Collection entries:
------------------------------------------------------------------------

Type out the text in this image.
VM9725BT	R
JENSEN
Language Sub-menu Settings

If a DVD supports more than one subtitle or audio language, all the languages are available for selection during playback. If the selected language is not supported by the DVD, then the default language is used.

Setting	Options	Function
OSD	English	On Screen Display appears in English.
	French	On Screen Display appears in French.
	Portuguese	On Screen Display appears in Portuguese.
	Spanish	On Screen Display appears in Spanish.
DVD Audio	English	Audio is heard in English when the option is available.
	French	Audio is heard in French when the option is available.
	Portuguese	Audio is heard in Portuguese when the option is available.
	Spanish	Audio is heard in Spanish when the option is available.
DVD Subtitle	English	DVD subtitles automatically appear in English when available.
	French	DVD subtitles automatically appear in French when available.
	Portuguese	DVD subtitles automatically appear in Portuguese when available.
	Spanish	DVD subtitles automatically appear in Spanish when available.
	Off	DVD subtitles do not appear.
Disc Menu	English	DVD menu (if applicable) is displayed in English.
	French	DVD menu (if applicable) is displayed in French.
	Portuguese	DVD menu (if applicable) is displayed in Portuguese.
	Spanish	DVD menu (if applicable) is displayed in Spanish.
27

------------------------------------------------------------------------

Stated goal
Establish how many lines of the material above hold the word "available". Nothing but the count should be returned.

Response
9